EXERCISE DESCRIPTION: Gather every line that includes the word "การประช", please.

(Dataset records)
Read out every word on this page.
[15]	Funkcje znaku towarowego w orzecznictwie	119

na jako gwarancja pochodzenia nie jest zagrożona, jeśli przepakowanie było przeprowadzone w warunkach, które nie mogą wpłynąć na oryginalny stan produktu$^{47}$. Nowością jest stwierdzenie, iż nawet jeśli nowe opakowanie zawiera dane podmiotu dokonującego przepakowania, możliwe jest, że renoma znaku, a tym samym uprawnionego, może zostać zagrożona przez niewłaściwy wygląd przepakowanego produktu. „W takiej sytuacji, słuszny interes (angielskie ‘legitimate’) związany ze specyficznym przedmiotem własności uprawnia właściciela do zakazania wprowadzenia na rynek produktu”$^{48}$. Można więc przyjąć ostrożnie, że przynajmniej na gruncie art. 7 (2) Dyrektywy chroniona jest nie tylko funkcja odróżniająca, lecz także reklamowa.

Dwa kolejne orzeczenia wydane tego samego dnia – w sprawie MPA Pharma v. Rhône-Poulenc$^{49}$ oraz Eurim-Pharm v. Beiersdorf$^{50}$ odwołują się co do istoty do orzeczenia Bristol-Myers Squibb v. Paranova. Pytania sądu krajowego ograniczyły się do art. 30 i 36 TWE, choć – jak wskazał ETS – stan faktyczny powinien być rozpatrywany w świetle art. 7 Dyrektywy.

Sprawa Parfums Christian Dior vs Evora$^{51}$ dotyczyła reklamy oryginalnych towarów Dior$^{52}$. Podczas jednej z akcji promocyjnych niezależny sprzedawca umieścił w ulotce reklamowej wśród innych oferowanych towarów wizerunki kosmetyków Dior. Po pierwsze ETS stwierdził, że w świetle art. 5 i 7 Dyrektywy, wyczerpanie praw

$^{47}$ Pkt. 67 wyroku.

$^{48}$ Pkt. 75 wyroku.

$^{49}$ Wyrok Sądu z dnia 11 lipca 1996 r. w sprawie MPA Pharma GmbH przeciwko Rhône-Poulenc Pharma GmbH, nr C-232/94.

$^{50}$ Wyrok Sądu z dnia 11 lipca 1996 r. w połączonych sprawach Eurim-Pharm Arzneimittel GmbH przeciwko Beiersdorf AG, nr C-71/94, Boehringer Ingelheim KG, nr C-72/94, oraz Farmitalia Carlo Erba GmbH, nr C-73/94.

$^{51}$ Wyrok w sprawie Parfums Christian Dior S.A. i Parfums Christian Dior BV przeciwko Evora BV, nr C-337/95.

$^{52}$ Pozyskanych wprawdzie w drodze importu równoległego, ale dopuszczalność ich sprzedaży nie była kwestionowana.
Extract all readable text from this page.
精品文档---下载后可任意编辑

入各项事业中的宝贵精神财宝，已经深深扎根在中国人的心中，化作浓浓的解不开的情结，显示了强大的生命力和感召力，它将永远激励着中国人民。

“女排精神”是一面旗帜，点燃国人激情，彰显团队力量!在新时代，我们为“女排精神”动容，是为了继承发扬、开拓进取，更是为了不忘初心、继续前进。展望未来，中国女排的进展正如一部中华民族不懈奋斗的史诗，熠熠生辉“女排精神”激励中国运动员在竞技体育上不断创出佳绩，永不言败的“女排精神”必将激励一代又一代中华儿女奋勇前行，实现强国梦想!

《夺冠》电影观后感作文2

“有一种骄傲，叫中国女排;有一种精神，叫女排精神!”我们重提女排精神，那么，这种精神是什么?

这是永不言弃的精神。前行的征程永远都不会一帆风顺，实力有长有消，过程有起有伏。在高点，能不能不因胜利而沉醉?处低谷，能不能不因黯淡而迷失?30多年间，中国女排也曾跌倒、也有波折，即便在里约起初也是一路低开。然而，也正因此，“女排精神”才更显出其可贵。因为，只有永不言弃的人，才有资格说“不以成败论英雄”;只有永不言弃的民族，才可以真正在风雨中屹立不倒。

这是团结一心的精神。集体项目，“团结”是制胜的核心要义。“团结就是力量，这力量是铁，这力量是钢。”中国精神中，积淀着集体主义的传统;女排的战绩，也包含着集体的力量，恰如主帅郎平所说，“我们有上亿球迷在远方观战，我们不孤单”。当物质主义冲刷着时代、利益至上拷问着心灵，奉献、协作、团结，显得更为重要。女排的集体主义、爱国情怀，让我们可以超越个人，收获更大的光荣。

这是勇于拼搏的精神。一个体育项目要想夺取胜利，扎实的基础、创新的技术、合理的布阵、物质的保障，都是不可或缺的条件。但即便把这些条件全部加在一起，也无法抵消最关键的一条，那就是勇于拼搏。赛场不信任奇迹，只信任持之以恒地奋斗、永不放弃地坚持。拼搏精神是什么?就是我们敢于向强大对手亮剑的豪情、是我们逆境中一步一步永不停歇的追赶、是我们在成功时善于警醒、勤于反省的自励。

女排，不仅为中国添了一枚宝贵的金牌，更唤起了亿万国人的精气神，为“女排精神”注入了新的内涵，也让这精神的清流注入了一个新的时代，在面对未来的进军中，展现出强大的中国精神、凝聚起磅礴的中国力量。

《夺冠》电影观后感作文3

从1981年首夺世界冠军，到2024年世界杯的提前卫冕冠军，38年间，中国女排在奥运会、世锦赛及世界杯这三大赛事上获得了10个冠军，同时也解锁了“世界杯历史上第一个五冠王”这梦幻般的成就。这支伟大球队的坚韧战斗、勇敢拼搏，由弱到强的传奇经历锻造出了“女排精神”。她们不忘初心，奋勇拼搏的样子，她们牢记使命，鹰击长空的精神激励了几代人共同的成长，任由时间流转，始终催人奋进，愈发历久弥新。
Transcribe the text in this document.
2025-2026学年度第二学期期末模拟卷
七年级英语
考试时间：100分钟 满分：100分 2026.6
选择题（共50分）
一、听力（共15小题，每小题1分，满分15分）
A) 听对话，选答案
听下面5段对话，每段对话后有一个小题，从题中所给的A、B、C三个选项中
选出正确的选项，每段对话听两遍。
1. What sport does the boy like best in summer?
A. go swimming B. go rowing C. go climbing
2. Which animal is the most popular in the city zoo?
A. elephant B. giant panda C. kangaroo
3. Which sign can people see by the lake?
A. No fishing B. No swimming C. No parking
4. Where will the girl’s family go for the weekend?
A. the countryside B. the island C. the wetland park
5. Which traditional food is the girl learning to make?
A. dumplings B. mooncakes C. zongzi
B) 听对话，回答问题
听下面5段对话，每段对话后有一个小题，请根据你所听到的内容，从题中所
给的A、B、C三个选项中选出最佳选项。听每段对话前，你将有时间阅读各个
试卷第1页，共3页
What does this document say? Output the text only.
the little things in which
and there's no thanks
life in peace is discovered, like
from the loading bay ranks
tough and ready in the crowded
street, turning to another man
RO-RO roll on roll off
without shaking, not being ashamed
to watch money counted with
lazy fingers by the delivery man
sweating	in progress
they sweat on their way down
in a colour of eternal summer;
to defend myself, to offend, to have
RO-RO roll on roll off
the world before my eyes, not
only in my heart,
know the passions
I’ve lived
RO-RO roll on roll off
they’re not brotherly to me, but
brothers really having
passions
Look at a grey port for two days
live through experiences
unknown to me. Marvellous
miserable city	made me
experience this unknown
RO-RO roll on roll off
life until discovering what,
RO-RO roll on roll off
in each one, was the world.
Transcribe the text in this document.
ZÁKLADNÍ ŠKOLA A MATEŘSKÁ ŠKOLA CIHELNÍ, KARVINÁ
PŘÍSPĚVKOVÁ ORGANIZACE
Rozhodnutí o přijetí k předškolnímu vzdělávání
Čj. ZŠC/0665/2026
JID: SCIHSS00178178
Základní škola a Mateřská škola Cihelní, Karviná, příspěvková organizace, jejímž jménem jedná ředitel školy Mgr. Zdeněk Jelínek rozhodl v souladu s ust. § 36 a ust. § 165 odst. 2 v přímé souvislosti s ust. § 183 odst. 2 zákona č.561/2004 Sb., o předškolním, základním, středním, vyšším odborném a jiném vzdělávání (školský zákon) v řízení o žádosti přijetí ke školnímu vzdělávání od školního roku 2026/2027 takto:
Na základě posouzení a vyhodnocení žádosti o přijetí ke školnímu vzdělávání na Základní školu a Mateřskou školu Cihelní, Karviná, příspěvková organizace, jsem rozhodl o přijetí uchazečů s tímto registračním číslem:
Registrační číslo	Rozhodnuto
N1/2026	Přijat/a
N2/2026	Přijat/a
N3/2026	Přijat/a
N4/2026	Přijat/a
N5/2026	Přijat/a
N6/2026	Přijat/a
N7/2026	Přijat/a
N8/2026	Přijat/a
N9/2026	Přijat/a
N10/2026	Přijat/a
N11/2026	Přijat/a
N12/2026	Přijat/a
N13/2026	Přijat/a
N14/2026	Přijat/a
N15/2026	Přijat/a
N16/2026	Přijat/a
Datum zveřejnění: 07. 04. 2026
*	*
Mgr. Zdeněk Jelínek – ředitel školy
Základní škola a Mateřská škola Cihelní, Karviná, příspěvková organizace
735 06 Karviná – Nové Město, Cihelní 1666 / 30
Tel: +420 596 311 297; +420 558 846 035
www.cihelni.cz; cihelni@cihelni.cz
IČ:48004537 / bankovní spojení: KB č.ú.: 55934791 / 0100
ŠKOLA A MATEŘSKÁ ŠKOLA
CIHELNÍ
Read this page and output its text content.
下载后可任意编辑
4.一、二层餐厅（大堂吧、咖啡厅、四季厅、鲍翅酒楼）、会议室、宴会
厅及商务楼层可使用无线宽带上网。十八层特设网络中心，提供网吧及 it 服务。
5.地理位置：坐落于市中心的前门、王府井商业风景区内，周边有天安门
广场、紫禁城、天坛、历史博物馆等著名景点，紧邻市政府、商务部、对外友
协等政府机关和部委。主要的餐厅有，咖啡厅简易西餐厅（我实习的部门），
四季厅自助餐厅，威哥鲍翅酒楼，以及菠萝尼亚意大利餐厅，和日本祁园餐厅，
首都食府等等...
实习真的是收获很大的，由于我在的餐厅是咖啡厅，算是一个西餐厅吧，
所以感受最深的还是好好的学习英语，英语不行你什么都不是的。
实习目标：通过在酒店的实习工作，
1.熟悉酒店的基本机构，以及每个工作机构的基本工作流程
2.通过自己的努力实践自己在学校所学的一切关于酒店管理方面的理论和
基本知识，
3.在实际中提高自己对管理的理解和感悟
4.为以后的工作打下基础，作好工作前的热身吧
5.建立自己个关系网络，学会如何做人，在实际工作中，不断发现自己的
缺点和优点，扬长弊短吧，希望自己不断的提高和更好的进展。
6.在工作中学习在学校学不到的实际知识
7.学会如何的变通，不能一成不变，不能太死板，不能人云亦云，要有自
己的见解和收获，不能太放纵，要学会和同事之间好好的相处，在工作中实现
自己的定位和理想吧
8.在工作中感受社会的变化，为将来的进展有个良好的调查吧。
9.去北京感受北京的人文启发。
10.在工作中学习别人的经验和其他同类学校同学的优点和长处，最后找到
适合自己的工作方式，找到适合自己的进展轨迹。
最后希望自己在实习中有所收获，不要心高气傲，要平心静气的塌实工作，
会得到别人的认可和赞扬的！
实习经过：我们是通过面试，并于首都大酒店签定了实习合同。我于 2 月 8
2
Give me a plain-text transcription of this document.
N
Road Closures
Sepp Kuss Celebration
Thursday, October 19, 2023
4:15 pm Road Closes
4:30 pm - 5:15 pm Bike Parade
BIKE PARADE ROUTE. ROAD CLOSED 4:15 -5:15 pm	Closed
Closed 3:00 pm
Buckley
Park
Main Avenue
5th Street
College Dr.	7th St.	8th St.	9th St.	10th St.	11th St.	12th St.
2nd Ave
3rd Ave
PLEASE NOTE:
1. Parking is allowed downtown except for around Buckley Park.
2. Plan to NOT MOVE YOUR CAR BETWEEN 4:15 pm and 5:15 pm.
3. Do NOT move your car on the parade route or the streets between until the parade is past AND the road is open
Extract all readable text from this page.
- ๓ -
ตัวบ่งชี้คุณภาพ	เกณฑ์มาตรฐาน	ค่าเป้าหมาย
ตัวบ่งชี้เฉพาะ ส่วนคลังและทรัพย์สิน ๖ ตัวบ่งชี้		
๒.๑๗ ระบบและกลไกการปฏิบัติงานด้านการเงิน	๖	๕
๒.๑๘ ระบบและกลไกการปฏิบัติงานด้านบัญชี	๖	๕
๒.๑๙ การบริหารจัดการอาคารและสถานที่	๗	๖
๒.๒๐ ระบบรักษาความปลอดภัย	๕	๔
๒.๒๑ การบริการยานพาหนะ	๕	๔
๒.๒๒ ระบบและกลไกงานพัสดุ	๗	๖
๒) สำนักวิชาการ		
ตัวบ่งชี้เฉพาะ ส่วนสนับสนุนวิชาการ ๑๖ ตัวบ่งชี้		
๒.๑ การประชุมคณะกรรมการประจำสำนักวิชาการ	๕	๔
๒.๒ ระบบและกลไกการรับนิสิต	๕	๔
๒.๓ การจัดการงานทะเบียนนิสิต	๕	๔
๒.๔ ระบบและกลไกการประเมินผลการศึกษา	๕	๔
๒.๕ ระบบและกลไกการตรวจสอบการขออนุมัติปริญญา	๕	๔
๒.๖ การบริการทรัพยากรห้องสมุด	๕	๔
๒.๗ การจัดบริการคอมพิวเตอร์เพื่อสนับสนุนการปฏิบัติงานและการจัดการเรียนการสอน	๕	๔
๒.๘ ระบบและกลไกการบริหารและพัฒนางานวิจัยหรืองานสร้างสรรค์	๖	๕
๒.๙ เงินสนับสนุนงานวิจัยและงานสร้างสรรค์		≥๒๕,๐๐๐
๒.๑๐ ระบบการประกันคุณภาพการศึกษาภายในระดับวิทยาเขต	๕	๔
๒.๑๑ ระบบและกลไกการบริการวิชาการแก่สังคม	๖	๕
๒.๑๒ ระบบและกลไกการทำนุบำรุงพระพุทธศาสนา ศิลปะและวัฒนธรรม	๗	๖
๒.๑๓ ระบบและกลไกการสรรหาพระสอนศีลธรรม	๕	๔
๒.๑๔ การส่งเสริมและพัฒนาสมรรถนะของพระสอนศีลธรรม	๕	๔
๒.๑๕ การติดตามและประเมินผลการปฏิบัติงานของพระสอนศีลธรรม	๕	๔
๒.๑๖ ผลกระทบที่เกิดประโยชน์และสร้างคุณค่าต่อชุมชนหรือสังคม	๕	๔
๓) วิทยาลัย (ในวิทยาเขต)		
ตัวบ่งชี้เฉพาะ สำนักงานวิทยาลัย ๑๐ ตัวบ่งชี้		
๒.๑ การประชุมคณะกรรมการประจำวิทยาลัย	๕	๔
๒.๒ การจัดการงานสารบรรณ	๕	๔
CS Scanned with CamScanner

WRITTEN RESPONSE:
๒.๑ การประชุมคณะกรรมการประจำสำนักวิชาการ	๕	๔
๒.๑ การประชุมคณะกรรมการประจำวิทยาลัย	๕	๔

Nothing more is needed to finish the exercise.